§ **Part of a data file**:
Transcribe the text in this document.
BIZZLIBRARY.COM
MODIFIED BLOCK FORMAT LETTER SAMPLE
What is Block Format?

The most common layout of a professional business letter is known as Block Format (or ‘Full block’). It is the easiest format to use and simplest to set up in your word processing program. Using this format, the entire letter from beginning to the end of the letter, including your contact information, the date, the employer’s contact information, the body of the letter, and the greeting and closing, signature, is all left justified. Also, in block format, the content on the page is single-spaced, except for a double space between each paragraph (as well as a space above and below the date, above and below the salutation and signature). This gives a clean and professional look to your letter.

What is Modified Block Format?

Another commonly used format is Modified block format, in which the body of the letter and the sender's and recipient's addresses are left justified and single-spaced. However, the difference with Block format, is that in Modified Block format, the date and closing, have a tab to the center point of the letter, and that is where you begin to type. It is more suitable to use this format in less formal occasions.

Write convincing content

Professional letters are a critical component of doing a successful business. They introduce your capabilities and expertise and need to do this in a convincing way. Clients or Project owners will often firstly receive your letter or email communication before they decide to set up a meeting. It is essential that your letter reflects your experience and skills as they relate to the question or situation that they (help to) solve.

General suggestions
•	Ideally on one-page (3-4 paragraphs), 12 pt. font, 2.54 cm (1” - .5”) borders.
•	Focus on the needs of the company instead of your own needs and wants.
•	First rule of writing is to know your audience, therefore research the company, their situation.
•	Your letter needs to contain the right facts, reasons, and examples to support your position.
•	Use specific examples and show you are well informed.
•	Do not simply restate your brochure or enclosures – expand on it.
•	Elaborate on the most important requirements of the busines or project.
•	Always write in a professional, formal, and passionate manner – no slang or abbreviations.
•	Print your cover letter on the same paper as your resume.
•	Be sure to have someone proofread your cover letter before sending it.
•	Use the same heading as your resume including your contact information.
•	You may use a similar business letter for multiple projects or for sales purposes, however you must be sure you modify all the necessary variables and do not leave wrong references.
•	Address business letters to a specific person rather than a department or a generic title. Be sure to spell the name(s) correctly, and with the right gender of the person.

§ **REQUEST**:
Look through the entries above; copy every line holding the string "examples".

§ **OUTPUT**:
•	Your letter needs to contain the right facts, reasons, and examples to support your position.
•	Use specific examples and show you are well informed.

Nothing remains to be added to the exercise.